The task:
Beneath this sentence is a set of records; write each of them out exactly.

Supplied material:
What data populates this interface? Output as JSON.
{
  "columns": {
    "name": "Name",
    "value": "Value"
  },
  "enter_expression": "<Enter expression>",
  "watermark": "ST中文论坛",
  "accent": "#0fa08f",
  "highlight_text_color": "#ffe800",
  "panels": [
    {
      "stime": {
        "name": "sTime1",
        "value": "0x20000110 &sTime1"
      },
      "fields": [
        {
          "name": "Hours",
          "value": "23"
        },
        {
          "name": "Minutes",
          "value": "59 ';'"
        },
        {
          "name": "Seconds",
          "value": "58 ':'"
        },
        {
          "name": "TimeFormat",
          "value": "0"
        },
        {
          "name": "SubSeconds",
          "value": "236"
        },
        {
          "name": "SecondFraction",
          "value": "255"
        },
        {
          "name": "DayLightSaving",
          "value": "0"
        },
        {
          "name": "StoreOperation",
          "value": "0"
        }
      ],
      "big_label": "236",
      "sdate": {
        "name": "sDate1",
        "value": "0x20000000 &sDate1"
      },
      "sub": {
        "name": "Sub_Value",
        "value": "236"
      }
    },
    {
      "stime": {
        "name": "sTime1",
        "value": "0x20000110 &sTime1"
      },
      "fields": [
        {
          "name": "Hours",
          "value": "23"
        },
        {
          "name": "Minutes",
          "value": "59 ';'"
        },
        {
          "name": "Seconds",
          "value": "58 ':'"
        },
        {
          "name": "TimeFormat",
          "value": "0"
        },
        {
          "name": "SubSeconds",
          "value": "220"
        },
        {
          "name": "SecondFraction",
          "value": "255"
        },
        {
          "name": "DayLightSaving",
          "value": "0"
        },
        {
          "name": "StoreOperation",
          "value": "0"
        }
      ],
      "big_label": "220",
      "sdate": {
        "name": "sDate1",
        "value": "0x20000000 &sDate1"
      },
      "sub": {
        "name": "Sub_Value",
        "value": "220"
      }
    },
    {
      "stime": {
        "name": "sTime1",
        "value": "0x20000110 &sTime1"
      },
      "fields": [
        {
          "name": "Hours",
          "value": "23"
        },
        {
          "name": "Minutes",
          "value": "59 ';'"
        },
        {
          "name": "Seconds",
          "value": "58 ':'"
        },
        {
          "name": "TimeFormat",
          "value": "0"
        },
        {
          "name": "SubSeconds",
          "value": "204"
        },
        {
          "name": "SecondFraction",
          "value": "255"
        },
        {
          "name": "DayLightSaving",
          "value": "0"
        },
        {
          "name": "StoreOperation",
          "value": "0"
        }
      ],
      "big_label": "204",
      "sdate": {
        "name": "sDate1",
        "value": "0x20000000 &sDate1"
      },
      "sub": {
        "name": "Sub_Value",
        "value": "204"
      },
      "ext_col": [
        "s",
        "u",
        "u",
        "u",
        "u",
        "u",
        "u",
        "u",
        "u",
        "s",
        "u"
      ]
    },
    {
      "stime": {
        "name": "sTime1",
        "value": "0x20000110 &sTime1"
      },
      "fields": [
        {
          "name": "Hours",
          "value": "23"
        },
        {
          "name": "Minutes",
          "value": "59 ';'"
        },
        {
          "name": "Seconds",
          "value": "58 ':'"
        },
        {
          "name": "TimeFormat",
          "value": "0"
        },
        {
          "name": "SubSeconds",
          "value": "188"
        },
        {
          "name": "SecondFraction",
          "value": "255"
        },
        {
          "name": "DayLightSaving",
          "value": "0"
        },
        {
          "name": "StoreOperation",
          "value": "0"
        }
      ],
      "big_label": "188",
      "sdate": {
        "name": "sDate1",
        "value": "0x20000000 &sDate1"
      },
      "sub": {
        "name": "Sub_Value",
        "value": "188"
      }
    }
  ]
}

The completed task:
What data populates this interface? Output as JSON.
{
  "columns": {
    "name": "Name",
    "value": "Value"
  },
  "enter_expression": "<Enter expression>",
  "watermark": "ST中文论坛",
  "accent": "#0fa08f",
  "highlight_text_color": "#ffe800",
  "panels": [
    {
      "stime": {
        "name": "sTime1",
        "value": "0x20000110 &sTime1"
      },
      "fields": [
        {
          "name": "Hours",
          "value": "23"
        },
        {
          "name": "Minutes",
          "value": "59 ';'"
        },
        {
          "name": "Seconds",
          "value": "58 ':'"
        },
        {
          "name": "TimeFormat",
          "value": "0"
        },
        {
          "name": "SubSeconds",
          "value": "236"
        },
        {
          "name": "SecondFraction",
          "value": "255"
        },
        {
          "name": "DayLightSaving",
          "value": "0"
        },
        {
          "name": "StoreOperation",
          "value": "0"
        }
      ],
      "big_label": "236",
      "sdate": {
        "name": "sDate1",
        "value": "0x20000000 &sDate1"
      },
      "sub": {
        "name": "Sub_Value",
        "value": "236"
      }
    },
    {
      "stime": {
        "name": "sTime1",
        "value": "0x20000110 &sTime1"
      },
      "fields": [
        {
          "name": "Hours",
          "value": "23"
        },
        {
          "name": "Minutes",
          "value": "59 ';'"
        },
        {
          "name": "Seconds",
          "value": "58 ':'"
        },
        {
          "name": "TimeFormat",
          "value": "0"
        },
        {
          "name": "SubSeconds",
          "value": "220"
        },
        {
          "name": "SecondFraction",
          "value": "255"
        },
        {
          "name": "DayLightSaving",
          "value": "0"
        },
        {
          "name": "StoreOperation",
          "value": "0"
        }
      ],
      "big_label": "220",
      "sdate": {
        "name": "sDate1",
        "value": "0x20000000 &sDate1"
      },
      "sub": {
        "name": "Sub_Value",
        "value": "220"
      }
    },
    {
      "stime": {
        "name": "sTime1",
        "value": "0x20000110 &sTime1"
      },
      "fields": [
        {
          "name": "Hours",
          "value": "23"
        },
        {
          "name": "Minutes",
          "value": "59 ';'"
        },
        {
          "name": "Seconds",
          "value": "58 ':'"
        },
        {
          "name": "TimeFormat",
          "value": "0"
        },
        {
          "name": "SubSeconds",
          "value": "204"
        },
        {
          "name": "SecondFraction",
          "value": "255"
        },
        {
          "name": "DayLightSaving",
          "value": "0"
        },
        {
          "name": "StoreOperation",
          "value": "0"
        }
      ],
      "big_label": "204",
      "sdate": {
        "name": "sDate1",
        "value": "0x20000000 &sDate1"
      },
      "sub": {
        "name": "Sub_Value",
        "value": "204"
      },
      "ext_col": [
        "s",
        "u",
        "u",
        "u",
        "u",
        "u",
        "u",
        "u",
        "u",
        "s",
        "u"
      ]
    },
    {
      "stime": {
        "name": "sTime1",
        "value": "0x20000110 &sTime1"
      },
      "fields": [
        {
          "name": "Hours",
          "value": "23"
        },
        {
          "name": "Minutes",
          "value": "59 ';'"
        },
        {
          "name": "Seconds",
          "value": "58 ':'"
        },
        {
          "name": "TimeFormat",
          "value": "0"
        },
        {
          "name": "SubSeconds",
          "value": "188"
        },
        {
          "name": "SecondFraction",
          "value": "255"
        },
        {
          "name": "DayLightSaving",
          "value": "0"
        },
        {
          "name": "StoreOperation",
          "value": "0"
        }
      ],
      "big_label": "188",
      "sdate": {
        "name": "sDate1",
        "value": "0x20000000 &sDate1"
      },
      "sub": {
        "name": "Sub_Value",
        "value": "188"
      }
    }
  ]
}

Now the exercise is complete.